◆ Description of the task ◆
Omit every picture, then give all the entries again exactly.

◆ Data provided ◆
--- START ---

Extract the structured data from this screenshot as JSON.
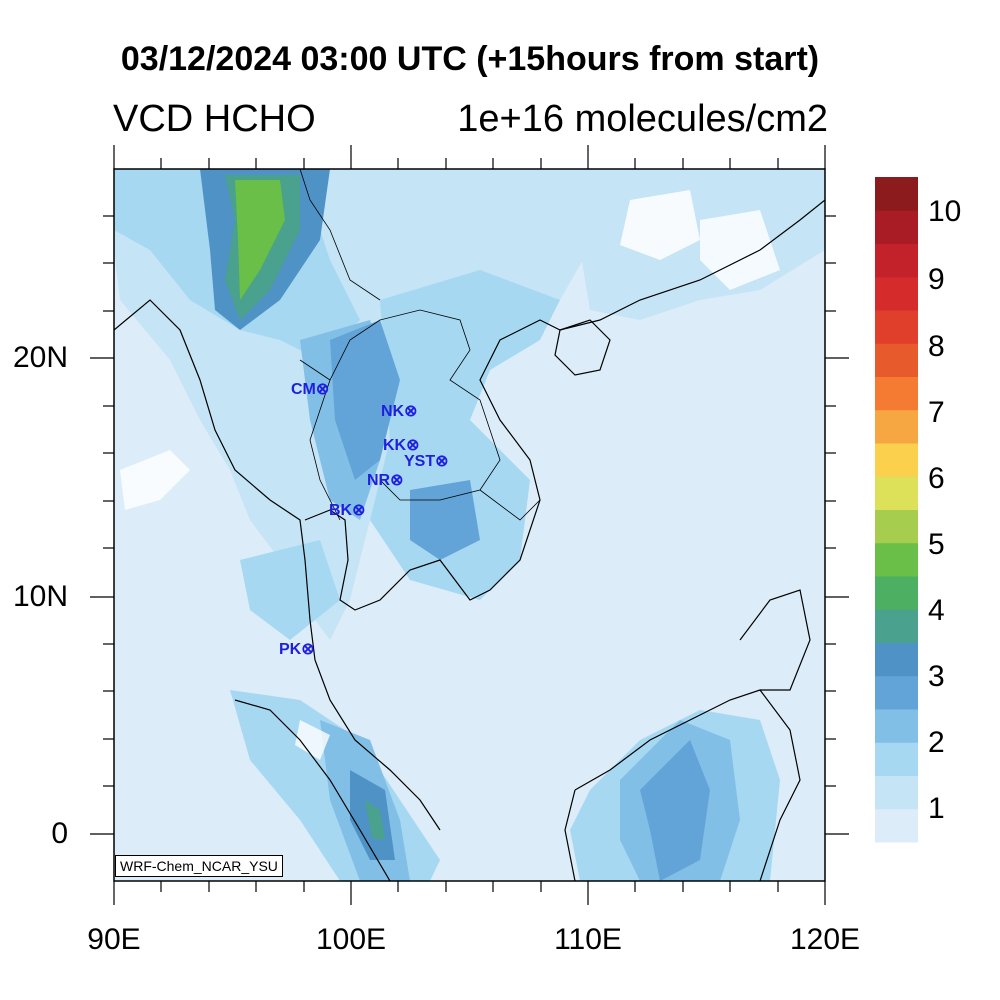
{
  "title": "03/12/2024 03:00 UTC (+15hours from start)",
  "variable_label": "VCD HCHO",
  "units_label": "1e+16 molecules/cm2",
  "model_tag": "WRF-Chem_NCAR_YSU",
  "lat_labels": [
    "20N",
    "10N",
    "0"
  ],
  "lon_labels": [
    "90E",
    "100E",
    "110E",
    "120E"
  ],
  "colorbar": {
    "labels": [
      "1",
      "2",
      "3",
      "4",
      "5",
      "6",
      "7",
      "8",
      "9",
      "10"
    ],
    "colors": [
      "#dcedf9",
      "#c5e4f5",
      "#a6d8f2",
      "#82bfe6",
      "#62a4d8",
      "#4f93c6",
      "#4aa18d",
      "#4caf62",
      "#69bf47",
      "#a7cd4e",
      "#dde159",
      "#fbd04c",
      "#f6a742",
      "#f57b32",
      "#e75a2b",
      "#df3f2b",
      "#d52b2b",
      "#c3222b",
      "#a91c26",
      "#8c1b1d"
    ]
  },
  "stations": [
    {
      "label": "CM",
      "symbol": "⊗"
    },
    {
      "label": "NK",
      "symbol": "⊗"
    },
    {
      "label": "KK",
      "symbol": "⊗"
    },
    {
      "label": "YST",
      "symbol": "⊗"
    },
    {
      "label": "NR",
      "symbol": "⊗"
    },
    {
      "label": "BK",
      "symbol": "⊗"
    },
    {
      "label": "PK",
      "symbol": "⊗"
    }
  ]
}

--- END ---

◆ Exercise result ◆
Extract the structured data from this screenshot as JSON.
{
  "title": "03/12/2024 03:00 UTC (+15hours from start)",
  "variable_label": "VCD HCHO",
  "units_label": "1e+16 molecules/cm2",
  "model_tag": "WRF-Chem_NCAR_YSU",
  "lat_labels": [
    "20N",
    "10N",
    "0"
  ],
  "lon_labels": [
    "90E",
    "100E",
    "110E",
    "120E"
  ],
  "colorbar": {
    "labels": [
      "1",
      "2",
      "3",
      "4",
      "5",
      "6",
      "7",
      "8",
      "9",
      "10"
    ],
    "colors": [
      "#dcedf9",
      "#c5e4f5",
      "#a6d8f2",
      "#82bfe6",
      "#62a4d8",
      "#4f93c6",
      "#4aa18d",
      "#4caf62",
      "#69bf47",
      "#a7cd4e",
      "#dde159",
      "#fbd04c",
      "#f6a742",
      "#f57b32",
      "#e75a2b",
      "#df3f2b",
      "#d52b2b",
      "#c3222b",
      "#a91c26",
      "#8c1b1d"
    ]
  },
  "stations": [
    {
      "label": "CM",
      "symbol": "⊗"
    },
    {
      "label": "NK",
      "symbol": "⊗"
    },
    {
      "label": "KK",
      "symbol": "⊗"
    },
    {
      "label": "YST",
      "symbol": "⊗"
    },
    {
      "label": "NR",
      "symbol": "⊗"
    },
    {
      "label": "BK",
      "symbol": "⊗"
    },
    {
      "label": "PK",
      "symbol": "⊗"
    }
  ]
}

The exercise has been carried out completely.